:: Problem ::
Word for word, restate every line of the listing that follows.
##### Data lines #####
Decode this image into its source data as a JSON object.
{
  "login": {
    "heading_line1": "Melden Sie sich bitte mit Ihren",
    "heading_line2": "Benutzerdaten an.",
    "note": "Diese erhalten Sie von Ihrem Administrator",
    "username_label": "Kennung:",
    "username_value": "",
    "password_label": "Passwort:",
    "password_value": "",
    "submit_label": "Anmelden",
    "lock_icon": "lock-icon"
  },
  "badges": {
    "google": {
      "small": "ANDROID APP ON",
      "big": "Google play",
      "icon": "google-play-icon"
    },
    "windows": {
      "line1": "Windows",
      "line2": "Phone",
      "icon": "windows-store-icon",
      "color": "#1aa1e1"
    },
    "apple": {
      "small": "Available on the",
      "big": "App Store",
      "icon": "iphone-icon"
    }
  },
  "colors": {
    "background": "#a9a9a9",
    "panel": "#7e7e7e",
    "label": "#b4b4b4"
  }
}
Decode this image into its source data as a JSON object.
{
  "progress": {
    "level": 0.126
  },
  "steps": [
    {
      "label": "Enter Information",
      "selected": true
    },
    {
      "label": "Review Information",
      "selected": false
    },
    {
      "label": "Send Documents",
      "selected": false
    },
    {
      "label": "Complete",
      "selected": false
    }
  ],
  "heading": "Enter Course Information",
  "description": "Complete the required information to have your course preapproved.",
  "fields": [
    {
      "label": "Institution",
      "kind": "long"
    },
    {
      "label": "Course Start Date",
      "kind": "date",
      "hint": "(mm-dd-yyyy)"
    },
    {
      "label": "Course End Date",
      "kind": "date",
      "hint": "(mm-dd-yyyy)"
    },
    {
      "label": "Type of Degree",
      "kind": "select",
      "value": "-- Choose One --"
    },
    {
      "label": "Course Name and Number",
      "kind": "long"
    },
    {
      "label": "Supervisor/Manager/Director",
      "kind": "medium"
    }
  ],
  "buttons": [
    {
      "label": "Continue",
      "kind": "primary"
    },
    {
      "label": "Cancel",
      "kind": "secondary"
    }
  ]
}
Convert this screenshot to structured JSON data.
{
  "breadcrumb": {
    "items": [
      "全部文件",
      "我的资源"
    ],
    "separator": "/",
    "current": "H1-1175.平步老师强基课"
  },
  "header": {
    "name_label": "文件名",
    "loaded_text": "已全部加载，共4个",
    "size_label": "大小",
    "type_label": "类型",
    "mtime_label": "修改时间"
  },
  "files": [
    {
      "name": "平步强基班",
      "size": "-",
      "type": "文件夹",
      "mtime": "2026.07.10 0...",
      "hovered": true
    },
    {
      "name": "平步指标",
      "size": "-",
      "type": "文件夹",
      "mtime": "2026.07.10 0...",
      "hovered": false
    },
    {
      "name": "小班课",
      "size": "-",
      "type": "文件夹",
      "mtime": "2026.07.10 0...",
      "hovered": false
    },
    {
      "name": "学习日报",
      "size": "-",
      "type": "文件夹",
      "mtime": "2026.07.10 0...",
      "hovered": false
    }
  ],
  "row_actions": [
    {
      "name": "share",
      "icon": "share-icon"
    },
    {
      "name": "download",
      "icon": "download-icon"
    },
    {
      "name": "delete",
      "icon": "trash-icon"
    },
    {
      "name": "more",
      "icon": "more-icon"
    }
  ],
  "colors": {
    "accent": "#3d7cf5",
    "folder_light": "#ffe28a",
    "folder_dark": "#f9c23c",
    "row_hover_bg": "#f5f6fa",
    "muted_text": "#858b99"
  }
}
#####
:: The reply ::
Decode this image into its source data as a JSON object.
{
  "login": {
    "heading_line1": "Melden Sie sich bitte mit Ihren",
    "heading_line2": "Benutzerdaten an.",
    "note": "Diese erhalten Sie von Ihrem Administrator",
    "username_label": "Kennung:",
    "username_value": "",
    "password_label": "Passwort:",
    "password_value": "",
    "submit_label": "Anmelden",
    "lock_icon": "lock-icon"
  },
  "badges": {
    "google": {
      "small": "ANDROID APP ON",
      "big": "Google play",
      "icon": "google-play-icon"
    },
    "windows": {
      "line1": "Windows",
      "line2": "Phone",
      "icon": "windows-store-icon",
      "color": "#1aa1e1"
    },
    "apple": {
      "small": "Available on the",
      "big": "App Store",
      "icon": "iphone-icon"
    }
  },
  "colors": {
    "background": "#a9a9a9",
    "panel": "#7e7e7e",
    "label": "#b4b4b4"
  }
}
Decode this image into its source data as a JSON object.
{
  "progress": {
    "level": 0.126
  },
  "steps": [
    {
      "label": "Enter Information",
      "selected": true
    },
    {
      "label": "Review Information",
      "selected": false
    },
    {
      "label": "Send Documents",
      "selected": false
    },
    {
      "label": "Complete",
      "selected": false
    }
  ],
  "heading": "Enter Course Information",
  "description": "Complete the required information to have your course preapproved.",
  "fields": [
    {
      "label": "Institution",
      "kind": "long"
    },
    {
      "label": "Course Start Date",
      "kind": "date",
      "hint": "(mm-dd-yyyy)"
    },
    {
      "label": "Course End Date",
      "kind": "date",
      "hint": "(mm-dd-yyyy)"
    },
    {
      "label": "Type of Degree",
      "kind": "select",
      "value": "-- Choose One --"
    },
    {
      "label": "Course Name and Number",
      "kind": "long"
    },
    {
      "label": "Supervisor/Manager/Director",
      "kind": "medium"
    }
  ],
  "buttons": [
    {
      "label": "Continue",
      "kind": "primary"
    },
    {
      "label": "Cancel",
      "kind": "secondary"
    }
  ]
}
Convert this screenshot to structured JSON data.
{
  "breadcrumb": {
    "items": [
      "全部文件",
      "我的资源"
    ],
    "separator": "/",
    "current": "H1-1175.平步老师强基课"
  },
  "header": {
    "name_label": "文件名",
    "loaded_text": "已全部加载，共4个",
    "size_label": "大小",
    "type_label": "类型",
    "mtime_label": "修改时间"
  },
  "files": [
    {
      "name": "平步强基班",
      "size": "-",
      "type": "文件夹",
      "mtime": "2026.07.10 0...",
      "hovered": true
    },
    {
      "name": "平步指标",
      "size": "-",
      "type": "文件夹",
      "mtime": "2026.07.10 0...",
      "hovered": false
    },
    {
      "name": "小班课",
      "size": "-",
      "type": "文件夹",
      "mtime": "2026.07.10 0...",
      "hovered": false
    },
    {
      "name": "学习日报",
      "size": "-",
      "type": "文件夹",
      "mtime": "2026.07.10 0...",
      "hovered": false
    }
  ],
  "row_actions": [
    {
      "name": "share",
      "icon": "share-icon"
    },
    {
      "name": "download",
      "icon": "download-icon"
    },
    {
      "name": "delete",
      "icon": "trash-icon"
    },
    {
      "name": "more",
      "icon": "more-icon"
    }
  ],
  "colors": {
    "accent": "#3d7cf5",
    "folder_light": "#ffe28a",
    "folder_dark": "#f9c23c",
    "row_hover_bg": "#f5f6fa",
    "muted_text": "#858b99"
  }
}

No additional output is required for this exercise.